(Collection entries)
↓
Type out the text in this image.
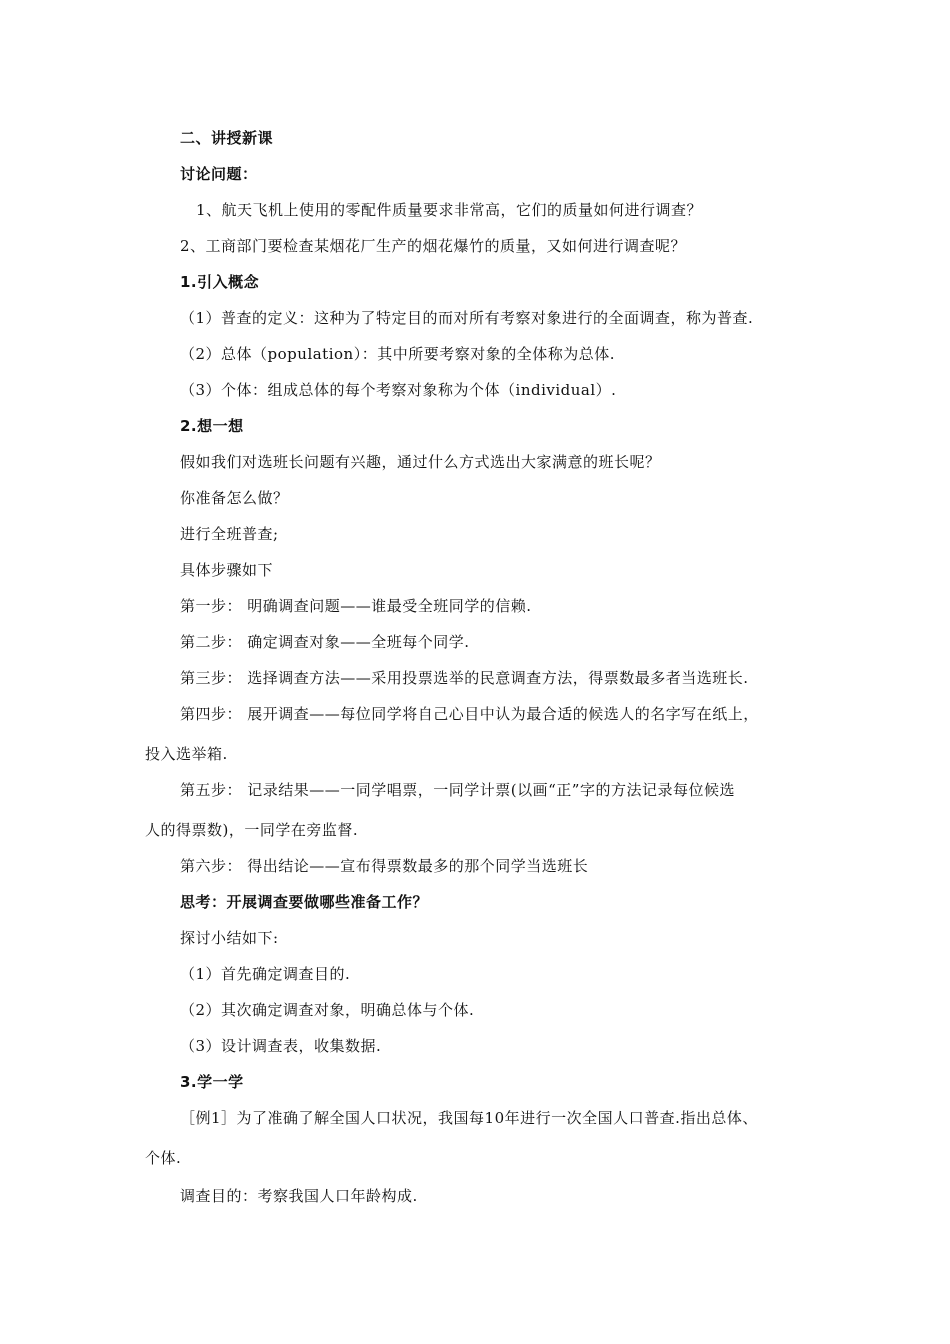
二、讲授新课
讨论问题：
1、航天飞机上使用的零配件质量要求非常高，它们的质量如何进行调查？
2、工商部门要检查某烟花厂生产的烟花爆竹的质量，又如何进行调查呢？
1.引入概念
（1）普查的定义：这种为了特定目的而对所有考察对象进行的全面调查，称为普查.
（2）总体（population）：其中所要考察对象的全体称为总体.
（3）个体：组成总体的每个考察对象称为个体（individual）.
2.想一想
假如我们对选班长问题有兴趣，通过什么方式选出大家满意的班长呢？
你准备怎么做？
进行全班普查;
具体步骤如下
第一步： 明确调查问题——谁最受全班同学的信赖.
第二步： 确定调查对象——全班每个同学.
第三步： 选择调查方法——采用投票选举的民意调查方法，得票数最多者当选班长.
第四步： 展开调查——每位同学将自己心目中认为最合适的候选人的名字写在纸上，
投入选举箱.
第五步： 记录结果——一同学唱票，一同学计票(以画“正”字的方法记录每位候选
人的得票数)，一同学在旁监督.
第六步： 得出结论——宣布得票数最多的那个同学当选班长
思考：开展调查要做哪些准备工作？
探讨小结如下:
（1）首先确定调查目的.
（2）其次确定调查对象，明确总体与个体.
（3）设计调查表，收集数据.
3.学一学
［例1］为了准确了解全国人口状况，我国每10年进行一次全国人口普查.指出总体、
个体.
调查目的：考察我国人口年龄构成.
↑
### Direction:
Every line above should be returned exactly; the pictures stay out.

### Result of the task:
Type out the text in this image.
二、讲授新课
讨论问题：
1、航天飞机上使用的零配件质量要求非常高，它们的质量如何进行调查？
2、工商部门要检查某烟花厂生产的烟花爆竹的质量，又如何进行调查呢？
1.引入概念
（1）普查的定义：这种为了特定目的而对所有考察对象进行的全面调查，称为普查.
（2）总体（population）：其中所要考察对象的全体称为总体.
（3）个体：组成总体的每个考察对象称为个体（individual）.
2.想一想
假如我们对选班长问题有兴趣，通过什么方式选出大家满意的班长呢？
你准备怎么做？
进行全班普查;
具体步骤如下
第一步： 明确调查问题——谁最受全班同学的信赖.
第二步： 确定调查对象——全班每个同学.
第三步： 选择调查方法——采用投票选举的民意调查方法，得票数最多者当选班长.
第四步： 展开调查——每位同学将自己心目中认为最合适的候选人的名字写在纸上，
投入选举箱.
第五步： 记录结果——一同学唱票，一同学计票(以画“正”字的方法记录每位候选
人的得票数)，一同学在旁监督.
第六步： 得出结论——宣布得票数最多的那个同学当选班长
思考：开展调查要做哪些准备工作？
探讨小结如下:
（1）首先确定调查目的.
（2）其次确定调查对象，明确总体与个体.
（3）设计调查表，收集数据.
3.学一学
［例1］为了准确了解全国人口状况，我国每10年进行一次全国人口普查.指出总体、
个体.
调查目的：考察我国人口年龄构成.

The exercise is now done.